* Exercise task
Please report every line from the material that contains the word "button".

Dataset items:

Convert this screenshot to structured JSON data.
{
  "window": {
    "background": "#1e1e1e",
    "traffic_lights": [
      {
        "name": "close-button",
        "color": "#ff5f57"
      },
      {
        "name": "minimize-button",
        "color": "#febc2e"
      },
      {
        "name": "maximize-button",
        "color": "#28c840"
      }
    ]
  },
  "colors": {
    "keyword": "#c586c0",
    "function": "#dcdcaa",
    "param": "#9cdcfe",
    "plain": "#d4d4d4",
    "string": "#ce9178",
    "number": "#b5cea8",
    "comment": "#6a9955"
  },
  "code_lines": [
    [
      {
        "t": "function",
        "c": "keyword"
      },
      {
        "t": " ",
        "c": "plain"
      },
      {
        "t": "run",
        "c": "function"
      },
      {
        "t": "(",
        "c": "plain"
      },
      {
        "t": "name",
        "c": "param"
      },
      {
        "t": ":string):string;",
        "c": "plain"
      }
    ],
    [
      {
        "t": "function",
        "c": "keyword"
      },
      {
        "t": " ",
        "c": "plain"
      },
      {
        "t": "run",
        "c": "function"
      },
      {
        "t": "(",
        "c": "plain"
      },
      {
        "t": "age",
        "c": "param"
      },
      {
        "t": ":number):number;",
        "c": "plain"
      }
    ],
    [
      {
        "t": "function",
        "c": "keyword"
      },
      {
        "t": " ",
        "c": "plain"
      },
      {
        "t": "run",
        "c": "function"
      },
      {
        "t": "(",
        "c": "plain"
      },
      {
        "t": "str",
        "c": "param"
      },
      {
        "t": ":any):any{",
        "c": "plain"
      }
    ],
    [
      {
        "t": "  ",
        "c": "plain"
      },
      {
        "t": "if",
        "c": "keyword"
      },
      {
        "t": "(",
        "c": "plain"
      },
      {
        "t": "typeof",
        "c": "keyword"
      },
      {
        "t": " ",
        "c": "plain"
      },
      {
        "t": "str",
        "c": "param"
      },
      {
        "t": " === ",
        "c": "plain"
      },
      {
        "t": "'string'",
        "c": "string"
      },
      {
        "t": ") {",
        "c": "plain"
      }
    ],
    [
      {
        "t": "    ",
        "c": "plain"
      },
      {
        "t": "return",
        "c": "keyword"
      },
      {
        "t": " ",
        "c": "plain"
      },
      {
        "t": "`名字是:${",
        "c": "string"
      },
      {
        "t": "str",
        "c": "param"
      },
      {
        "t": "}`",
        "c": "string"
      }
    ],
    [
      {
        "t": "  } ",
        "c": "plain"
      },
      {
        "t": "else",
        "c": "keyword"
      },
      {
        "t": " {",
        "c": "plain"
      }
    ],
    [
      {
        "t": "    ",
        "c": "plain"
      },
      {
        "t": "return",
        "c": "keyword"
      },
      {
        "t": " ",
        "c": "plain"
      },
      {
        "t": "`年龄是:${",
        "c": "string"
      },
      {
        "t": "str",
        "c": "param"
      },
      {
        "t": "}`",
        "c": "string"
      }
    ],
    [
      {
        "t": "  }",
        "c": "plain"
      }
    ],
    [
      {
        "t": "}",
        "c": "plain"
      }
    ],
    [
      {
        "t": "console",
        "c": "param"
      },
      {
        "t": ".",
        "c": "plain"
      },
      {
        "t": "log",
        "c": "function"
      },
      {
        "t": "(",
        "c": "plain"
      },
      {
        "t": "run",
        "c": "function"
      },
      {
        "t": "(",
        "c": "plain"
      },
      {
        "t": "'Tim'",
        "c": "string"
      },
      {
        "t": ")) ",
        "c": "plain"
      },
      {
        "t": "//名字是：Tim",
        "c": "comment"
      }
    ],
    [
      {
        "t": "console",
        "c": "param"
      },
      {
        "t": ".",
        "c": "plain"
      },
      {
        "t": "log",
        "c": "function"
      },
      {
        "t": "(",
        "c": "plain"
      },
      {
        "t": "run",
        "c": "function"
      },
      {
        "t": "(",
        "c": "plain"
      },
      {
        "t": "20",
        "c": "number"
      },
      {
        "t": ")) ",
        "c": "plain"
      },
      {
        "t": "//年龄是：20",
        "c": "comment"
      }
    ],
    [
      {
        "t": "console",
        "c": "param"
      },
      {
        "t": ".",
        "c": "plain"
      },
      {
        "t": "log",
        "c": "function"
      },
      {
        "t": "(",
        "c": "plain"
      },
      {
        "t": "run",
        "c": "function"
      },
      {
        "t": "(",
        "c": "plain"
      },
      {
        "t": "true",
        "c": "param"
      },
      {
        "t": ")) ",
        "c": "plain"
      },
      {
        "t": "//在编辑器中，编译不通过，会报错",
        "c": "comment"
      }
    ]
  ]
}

* Answer for this exercise
        "name": "close-button",
        "name": "minimize-button",
        "name": "maximize-button",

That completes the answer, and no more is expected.